### Input material
>> start

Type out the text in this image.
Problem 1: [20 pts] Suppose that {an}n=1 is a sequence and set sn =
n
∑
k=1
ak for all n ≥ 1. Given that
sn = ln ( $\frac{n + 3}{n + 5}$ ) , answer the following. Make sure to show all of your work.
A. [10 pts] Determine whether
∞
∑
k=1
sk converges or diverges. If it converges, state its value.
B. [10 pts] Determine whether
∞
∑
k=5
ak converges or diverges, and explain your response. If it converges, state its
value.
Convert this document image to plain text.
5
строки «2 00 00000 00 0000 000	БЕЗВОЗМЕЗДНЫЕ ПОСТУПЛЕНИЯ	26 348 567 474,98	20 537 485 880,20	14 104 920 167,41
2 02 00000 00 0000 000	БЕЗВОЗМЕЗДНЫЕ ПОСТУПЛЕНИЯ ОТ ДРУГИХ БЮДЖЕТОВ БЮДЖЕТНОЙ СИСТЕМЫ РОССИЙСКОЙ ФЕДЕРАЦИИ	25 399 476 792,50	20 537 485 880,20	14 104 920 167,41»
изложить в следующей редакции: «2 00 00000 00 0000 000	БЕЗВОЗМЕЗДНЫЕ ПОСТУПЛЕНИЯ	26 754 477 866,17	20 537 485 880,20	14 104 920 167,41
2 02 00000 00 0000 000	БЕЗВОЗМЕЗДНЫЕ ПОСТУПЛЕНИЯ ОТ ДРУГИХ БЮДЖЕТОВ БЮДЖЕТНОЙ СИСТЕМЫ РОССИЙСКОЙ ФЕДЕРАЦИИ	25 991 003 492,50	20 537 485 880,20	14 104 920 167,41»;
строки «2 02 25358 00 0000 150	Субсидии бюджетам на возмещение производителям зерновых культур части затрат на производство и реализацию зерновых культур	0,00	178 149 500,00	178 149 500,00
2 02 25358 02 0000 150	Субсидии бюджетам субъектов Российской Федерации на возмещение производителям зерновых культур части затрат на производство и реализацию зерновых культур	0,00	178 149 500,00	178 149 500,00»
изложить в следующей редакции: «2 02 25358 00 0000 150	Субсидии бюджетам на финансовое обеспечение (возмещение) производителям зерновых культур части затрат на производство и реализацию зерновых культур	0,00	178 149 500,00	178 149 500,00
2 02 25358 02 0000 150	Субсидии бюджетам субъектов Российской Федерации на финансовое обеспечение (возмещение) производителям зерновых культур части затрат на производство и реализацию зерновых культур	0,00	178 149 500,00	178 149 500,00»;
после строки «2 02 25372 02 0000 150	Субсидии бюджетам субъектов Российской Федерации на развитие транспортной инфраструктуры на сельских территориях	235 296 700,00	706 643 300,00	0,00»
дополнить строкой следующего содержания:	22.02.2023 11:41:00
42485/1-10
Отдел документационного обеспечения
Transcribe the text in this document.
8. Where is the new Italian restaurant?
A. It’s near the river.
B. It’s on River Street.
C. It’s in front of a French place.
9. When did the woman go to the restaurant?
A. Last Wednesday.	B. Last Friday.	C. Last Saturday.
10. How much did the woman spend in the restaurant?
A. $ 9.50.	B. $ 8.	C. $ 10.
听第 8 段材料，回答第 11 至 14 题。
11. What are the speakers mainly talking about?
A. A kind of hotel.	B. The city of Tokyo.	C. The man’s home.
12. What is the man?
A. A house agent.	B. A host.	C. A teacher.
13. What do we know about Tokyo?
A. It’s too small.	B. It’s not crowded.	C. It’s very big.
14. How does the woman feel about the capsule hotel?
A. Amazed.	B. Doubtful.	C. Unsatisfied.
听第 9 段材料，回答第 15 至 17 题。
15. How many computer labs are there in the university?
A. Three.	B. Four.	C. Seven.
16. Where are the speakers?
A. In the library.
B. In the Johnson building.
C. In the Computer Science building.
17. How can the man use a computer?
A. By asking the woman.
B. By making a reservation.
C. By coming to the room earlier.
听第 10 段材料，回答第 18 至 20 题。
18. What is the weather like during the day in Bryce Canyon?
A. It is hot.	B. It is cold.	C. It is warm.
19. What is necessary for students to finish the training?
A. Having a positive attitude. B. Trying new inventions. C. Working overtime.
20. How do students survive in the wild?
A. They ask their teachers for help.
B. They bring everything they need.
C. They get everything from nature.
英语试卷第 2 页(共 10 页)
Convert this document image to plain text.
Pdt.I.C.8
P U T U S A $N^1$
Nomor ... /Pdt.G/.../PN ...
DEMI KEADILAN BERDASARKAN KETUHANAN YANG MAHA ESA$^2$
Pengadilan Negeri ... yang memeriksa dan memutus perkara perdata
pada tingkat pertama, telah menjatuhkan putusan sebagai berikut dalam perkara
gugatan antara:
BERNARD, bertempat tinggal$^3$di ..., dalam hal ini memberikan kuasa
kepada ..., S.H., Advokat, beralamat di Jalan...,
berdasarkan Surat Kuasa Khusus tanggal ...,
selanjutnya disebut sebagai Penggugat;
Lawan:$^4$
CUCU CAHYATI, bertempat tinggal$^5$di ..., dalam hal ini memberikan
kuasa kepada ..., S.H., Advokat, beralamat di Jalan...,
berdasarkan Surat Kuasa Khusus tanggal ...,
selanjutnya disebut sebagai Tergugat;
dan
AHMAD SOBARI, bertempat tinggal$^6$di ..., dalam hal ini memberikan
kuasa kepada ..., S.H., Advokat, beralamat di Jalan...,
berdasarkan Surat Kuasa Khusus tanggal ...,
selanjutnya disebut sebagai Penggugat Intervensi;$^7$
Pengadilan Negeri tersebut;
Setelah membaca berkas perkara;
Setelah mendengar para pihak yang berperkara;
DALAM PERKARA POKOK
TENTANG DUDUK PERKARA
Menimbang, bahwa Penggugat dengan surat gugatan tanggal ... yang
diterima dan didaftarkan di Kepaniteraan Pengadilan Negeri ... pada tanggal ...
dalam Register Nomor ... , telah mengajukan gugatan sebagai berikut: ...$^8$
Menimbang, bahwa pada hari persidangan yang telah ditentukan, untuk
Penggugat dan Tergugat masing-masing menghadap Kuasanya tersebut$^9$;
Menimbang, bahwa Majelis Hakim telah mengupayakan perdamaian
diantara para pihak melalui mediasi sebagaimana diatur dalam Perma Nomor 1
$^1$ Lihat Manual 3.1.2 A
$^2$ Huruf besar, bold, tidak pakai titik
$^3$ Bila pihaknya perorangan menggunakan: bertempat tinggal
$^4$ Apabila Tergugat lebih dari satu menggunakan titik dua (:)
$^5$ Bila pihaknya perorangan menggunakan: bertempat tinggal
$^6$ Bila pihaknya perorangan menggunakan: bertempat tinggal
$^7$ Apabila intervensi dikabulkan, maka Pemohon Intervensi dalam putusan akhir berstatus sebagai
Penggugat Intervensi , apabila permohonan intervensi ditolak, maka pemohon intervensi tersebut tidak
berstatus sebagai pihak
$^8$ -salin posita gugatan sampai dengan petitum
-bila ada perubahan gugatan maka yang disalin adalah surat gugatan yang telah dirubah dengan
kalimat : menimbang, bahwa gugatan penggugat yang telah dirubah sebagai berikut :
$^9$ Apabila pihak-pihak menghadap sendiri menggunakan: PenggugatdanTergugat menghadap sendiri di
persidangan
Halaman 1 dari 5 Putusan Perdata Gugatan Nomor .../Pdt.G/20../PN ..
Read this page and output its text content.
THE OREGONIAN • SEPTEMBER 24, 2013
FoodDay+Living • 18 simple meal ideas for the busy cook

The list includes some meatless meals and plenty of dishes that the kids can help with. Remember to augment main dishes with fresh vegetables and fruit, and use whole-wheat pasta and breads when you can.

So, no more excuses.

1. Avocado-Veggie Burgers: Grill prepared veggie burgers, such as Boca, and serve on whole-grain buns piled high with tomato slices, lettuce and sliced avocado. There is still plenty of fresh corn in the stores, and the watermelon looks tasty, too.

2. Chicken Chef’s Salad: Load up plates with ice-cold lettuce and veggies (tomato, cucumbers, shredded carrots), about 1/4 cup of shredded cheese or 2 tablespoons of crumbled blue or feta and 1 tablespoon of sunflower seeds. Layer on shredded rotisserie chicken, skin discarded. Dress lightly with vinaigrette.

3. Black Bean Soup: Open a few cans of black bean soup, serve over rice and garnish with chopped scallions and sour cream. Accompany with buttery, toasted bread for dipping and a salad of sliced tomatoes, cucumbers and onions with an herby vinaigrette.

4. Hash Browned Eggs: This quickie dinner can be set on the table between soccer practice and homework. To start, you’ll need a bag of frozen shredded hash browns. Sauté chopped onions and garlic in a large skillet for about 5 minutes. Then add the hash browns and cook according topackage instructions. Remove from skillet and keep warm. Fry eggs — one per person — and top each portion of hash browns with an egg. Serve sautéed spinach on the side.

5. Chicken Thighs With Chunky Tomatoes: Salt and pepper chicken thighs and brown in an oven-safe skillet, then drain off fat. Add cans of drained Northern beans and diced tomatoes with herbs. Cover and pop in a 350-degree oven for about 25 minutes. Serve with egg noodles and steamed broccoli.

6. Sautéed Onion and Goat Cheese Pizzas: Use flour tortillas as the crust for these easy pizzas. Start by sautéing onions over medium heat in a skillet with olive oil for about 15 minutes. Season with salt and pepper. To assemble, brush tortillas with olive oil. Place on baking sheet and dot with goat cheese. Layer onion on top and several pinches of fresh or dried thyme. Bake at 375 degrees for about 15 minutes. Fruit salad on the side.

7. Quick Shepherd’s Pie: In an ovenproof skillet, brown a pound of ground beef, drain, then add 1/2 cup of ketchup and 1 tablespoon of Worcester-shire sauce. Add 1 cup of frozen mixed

>> end

Return each line that includes "бюджетам".

строки «2 02 25358 00 0000 150	Субсидии бюджетам на возмещение производителям зерновых культур части затрат на производство и реализацию зерновых культур	0,00	178 149 500,00	178 149 500,00
2 02 25358 02 0000 150	Субсидии бюджетам субъектов Российской Федерации на возмещение производителям зерновых культур части затрат на производство и реализацию зерновых культур	0,00	178 149 500,00	178 149 500,00»
изложить в следующей редакции: «2 02 25358 00 0000 150	Субсидии бюджетам на финансовое обеспечение (возмещение) производителям зерновых культур части затрат на производство и реализацию зерновых культур	0,00	178 149 500,00	178 149 500,00
2 02 25358 02 0000 150	Субсидии бюджетам субъектов Российской Федерации на финансовое обеспечение (возмещение) производителям зерновых культур части затрат на производство и реализацию зерновых культур	0,00	178 149 500,00	178 149 500,00»;
после строки «2 02 25372 02 0000 150	Субсидии бюджетам субъектов Российской Федерации на развитие транспортной инфраструктуры на сельских территориях	235 296 700,00	706 643 300,00	0,00»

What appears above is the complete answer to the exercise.